## Recorded information

━━━━━━━━━━━━━━━━━━━━

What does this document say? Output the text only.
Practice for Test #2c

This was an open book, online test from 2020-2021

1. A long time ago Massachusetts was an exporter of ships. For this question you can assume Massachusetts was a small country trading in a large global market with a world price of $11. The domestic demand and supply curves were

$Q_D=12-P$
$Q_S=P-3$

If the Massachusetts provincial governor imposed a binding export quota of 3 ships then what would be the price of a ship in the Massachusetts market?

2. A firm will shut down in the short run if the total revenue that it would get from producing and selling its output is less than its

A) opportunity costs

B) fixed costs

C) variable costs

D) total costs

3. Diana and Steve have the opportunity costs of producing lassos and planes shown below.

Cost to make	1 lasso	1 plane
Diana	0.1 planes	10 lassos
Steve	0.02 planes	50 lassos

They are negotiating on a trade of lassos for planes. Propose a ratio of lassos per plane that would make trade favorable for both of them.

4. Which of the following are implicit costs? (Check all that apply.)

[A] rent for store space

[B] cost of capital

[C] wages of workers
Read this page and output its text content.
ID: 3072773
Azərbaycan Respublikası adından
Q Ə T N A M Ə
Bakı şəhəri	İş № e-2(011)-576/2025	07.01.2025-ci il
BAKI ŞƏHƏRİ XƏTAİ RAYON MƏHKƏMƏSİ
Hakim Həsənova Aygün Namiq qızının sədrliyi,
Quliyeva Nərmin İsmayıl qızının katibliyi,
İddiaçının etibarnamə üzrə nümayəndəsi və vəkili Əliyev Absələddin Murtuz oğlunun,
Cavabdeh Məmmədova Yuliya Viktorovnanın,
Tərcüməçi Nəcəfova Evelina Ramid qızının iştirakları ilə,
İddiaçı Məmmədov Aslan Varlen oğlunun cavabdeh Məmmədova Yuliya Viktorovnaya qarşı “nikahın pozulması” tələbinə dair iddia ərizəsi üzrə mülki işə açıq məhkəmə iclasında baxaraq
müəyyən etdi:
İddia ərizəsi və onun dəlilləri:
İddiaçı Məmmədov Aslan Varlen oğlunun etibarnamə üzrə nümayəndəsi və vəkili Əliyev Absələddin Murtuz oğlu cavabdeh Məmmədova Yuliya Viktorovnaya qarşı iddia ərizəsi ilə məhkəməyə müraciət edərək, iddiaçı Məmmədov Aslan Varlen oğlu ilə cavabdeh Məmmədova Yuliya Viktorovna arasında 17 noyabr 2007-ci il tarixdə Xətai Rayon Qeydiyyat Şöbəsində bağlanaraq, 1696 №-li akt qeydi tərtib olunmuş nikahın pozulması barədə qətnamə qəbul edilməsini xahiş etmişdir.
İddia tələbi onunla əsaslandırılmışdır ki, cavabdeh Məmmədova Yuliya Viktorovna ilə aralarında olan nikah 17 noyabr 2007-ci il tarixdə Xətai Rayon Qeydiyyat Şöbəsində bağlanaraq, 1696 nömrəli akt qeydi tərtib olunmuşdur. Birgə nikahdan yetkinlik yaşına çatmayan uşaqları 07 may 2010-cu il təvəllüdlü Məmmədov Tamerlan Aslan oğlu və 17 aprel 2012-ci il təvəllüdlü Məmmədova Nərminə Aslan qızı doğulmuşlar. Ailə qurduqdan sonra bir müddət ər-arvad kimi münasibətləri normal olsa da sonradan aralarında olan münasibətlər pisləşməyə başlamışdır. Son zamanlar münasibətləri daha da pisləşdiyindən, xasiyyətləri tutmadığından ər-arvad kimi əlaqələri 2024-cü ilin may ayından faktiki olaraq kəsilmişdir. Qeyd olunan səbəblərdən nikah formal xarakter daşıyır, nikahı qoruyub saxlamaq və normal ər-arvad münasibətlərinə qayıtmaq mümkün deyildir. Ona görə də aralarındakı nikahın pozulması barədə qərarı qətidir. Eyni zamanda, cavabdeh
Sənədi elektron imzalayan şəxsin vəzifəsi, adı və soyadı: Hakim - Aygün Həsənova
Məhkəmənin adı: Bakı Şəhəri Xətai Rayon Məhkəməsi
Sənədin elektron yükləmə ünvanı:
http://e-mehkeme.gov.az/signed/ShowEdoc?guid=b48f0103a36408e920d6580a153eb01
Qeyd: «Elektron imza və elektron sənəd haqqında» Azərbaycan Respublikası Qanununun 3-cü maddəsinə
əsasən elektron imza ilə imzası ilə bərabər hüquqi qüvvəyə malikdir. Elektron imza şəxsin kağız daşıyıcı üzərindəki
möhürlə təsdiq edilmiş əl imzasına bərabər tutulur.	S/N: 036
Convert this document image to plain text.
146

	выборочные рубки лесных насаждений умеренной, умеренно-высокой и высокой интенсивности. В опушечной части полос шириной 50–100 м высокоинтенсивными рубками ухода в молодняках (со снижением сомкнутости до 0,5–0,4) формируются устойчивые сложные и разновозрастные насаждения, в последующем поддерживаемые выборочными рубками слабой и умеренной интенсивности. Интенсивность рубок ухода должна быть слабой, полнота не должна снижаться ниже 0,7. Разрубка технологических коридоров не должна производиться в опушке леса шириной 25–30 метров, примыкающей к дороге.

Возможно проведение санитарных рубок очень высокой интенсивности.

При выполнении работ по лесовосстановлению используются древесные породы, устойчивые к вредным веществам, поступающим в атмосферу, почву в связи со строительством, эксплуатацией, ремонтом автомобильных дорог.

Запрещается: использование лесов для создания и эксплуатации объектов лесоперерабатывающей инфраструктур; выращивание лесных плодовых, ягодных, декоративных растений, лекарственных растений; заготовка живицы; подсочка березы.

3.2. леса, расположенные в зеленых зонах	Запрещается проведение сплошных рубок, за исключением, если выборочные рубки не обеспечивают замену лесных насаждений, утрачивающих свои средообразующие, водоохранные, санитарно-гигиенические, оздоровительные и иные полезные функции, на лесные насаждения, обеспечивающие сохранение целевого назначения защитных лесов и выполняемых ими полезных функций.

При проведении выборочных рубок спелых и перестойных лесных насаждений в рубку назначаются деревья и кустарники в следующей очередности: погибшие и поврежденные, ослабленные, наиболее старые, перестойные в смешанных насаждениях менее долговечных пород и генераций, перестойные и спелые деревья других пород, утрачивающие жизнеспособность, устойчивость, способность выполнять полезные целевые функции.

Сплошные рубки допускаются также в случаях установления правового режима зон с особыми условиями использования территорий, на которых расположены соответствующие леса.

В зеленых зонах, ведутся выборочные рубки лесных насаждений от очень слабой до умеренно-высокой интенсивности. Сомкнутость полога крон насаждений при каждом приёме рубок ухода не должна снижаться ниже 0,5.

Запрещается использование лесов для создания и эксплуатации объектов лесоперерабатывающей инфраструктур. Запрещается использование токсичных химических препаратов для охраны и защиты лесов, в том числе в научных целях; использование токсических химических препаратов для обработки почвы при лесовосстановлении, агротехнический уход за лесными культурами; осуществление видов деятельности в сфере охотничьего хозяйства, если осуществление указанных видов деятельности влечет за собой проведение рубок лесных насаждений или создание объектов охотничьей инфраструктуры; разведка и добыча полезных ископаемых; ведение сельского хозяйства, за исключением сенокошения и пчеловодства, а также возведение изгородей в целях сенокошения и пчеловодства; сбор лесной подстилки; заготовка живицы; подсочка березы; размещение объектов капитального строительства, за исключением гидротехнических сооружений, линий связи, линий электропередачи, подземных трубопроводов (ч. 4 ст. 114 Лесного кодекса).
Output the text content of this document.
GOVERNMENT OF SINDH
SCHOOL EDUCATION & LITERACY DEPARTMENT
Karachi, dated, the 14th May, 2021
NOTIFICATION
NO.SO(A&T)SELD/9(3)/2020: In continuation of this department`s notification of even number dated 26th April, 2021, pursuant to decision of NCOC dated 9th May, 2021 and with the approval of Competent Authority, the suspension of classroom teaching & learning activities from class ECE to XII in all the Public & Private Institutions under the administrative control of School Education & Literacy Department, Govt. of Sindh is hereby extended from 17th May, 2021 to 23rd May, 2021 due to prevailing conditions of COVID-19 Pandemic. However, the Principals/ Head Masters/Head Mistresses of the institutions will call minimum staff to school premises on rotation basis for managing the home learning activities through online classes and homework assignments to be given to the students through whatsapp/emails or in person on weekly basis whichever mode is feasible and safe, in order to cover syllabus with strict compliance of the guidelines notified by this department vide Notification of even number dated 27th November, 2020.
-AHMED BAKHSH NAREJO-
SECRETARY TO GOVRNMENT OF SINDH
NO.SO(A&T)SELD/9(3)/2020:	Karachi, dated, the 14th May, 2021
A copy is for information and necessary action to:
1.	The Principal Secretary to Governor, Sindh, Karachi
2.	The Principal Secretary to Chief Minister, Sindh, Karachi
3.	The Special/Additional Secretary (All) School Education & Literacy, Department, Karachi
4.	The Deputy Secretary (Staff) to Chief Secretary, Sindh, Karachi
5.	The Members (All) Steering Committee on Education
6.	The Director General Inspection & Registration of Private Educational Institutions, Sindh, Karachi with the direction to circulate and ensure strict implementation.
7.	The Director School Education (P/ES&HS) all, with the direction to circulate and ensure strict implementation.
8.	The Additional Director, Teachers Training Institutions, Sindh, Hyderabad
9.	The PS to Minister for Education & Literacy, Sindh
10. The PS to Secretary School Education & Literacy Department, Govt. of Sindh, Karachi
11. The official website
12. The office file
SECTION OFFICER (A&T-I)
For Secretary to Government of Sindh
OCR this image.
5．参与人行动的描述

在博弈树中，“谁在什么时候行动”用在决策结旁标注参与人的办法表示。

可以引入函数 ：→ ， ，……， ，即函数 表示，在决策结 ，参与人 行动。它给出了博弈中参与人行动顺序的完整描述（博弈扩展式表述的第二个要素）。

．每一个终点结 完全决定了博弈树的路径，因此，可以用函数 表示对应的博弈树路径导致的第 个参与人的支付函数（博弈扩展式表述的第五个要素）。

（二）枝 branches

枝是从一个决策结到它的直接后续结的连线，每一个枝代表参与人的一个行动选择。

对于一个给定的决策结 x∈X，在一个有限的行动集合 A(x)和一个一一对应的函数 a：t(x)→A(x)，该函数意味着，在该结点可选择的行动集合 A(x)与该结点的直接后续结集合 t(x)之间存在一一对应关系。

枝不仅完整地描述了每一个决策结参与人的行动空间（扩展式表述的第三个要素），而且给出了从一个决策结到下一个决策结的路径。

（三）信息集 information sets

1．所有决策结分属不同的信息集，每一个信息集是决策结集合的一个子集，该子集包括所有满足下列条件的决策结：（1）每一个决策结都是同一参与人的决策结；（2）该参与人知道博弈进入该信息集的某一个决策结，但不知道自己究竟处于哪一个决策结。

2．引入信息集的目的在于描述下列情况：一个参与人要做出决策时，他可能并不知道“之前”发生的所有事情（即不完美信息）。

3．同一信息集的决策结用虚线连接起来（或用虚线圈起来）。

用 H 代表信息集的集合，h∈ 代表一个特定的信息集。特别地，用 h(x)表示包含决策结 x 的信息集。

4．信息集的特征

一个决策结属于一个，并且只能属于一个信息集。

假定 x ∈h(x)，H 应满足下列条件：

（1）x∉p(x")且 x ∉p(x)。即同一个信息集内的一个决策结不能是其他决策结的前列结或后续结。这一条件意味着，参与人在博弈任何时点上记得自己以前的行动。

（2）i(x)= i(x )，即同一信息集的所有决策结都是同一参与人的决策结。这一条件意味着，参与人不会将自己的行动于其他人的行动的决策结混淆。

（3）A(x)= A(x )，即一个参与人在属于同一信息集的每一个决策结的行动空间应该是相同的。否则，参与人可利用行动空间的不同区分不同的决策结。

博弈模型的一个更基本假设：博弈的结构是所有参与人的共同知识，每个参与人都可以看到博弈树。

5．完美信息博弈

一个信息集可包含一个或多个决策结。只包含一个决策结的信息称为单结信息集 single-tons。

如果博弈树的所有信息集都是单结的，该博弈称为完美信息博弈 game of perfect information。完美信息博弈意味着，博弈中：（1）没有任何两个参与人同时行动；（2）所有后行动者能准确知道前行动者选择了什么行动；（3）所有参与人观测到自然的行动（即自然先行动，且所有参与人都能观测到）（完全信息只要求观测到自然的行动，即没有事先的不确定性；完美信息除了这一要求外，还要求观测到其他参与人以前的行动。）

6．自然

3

━━━━━━━━━━━━━━━━━━━━

Select and copy every line from the records that includes the word "strict".

NO.SO(A&T)SELD/9(3)/2020: In continuation of this department`s notification of even number dated 26th April, 2021, pursuant to decision of NCOC dated 9th May, 2021 and with the approval of Competent Authority, the suspension of classroom teaching & learning activities from class ECE to XII in all the Public & Private Institutions under the administrative control of School Education & Literacy Department, Govt. of Sindh is hereby extended from 17th May, 2021 to 23rd May, 2021 due to prevailing conditions of COVID-19 Pandemic. However, the Principals/ Head Masters/Head Mistresses of the institutions will call minimum staff to school premises on rotation basis for managing the home learning activities through online classes and homework assignments to be given to the students through whatsapp/emails or in person on weekly basis whichever mode is feasible and safe, in order to cover syllabus with strict compliance of the guidelines notified by this department vide Notification of even number dated 27th November, 2020.
6.	The Director General Inspection & Registration of Private Educational Institutions, Sindh, Karachi with the direction to circulate and ensure strict implementation.
7.	The Director School Education (P/ES&HS) all, with the direction to circulate and ensure strict implementation.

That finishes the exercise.